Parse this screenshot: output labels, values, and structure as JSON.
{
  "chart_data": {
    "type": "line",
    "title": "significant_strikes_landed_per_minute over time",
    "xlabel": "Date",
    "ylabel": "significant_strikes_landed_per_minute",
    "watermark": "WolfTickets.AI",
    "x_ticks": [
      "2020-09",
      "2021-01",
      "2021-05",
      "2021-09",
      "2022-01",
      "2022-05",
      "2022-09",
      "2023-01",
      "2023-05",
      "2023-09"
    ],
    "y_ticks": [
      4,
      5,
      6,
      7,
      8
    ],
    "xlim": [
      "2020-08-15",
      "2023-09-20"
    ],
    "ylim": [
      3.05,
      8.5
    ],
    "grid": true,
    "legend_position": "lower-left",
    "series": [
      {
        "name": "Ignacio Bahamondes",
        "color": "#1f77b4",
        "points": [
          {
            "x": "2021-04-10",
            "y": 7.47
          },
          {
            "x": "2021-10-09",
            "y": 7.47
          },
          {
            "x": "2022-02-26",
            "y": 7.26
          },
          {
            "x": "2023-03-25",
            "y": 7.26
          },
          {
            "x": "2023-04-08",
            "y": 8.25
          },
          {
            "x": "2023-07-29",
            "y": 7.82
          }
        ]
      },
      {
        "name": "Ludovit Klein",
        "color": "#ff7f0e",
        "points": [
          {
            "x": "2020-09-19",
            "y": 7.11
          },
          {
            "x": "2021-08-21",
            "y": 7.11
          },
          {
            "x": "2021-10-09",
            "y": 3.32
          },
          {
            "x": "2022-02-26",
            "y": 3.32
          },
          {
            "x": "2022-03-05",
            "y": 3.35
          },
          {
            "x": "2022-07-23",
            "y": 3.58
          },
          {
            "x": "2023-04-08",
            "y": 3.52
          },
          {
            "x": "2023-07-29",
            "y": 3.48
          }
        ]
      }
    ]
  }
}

---+---

### EXERCISE BRIEF
Write out all the records above again, exactly as they stand.

### FINAL RESULT
Parse this screenshot: output labels, values, and structure as JSON.
{
  "chart_data": {
    "type": "line",
    "title": "significant_strikes_landed_per_minute over time",
    "xlabel": "Date",
    "ylabel": "significant_strikes_landed_per_minute",
    "watermark": "WolfTickets.AI",
    "x_ticks": [
      "2020-09",
      "2021-01",
      "2021-05",
      "2021-09",
      "2022-01",
      "2022-05",
      "2022-09",
      "2023-01",
      "2023-05",
      "2023-09"
    ],
    "y_ticks": [
      4,
      5,
      6,
      7,
      8
    ],
    "xlim": [
      "2020-08-15",
      "2023-09-20"
    ],
    "ylim": [
      3.05,
      8.5
    ],
    "grid": true,
    "legend_position": "lower-left",
    "series": [
      {
        "name": "Ignacio Bahamondes",
        "color": "#1f77b4",
        "points": [
          {
            "x": "2021-04-10",
            "y": 7.47
          },
          {
            "x": "2021-10-09",
            "y": 7.47
          },
          {
            "x": "2022-02-26",
            "y": 7.26
          },
          {
            "x": "2023-03-25",
            "y": 7.26
          },
          {
            "x": "2023-04-08",
            "y": 8.25
          },
          {
            "x": "2023-07-29",
            "y": 7.82
          }
        ]
      },
      {
        "name": "Ludovit Klein",
        "color": "#ff7f0e",
        "points": [
          {
            "x": "2020-09-19",
            "y": 7.11
          },
          {
            "x": "2021-08-21",
            "y": 7.11
          },
          {
            "x": "2021-10-09",
            "y": 3.32
          },
          {
            "x": "2022-02-26",
            "y": 3.32
          },
          {
            "x": "2022-03-05",
            "y": 3.35
          },
          {
            "x": "2022-07-23",
            "y": 3.58
          },
          {
            "x": "2023-04-08",
            "y": 3.52
          },
          {
            "x": "2023-07-29",
            "y": 3.48
          }
        ]
      }
    ]
  }
}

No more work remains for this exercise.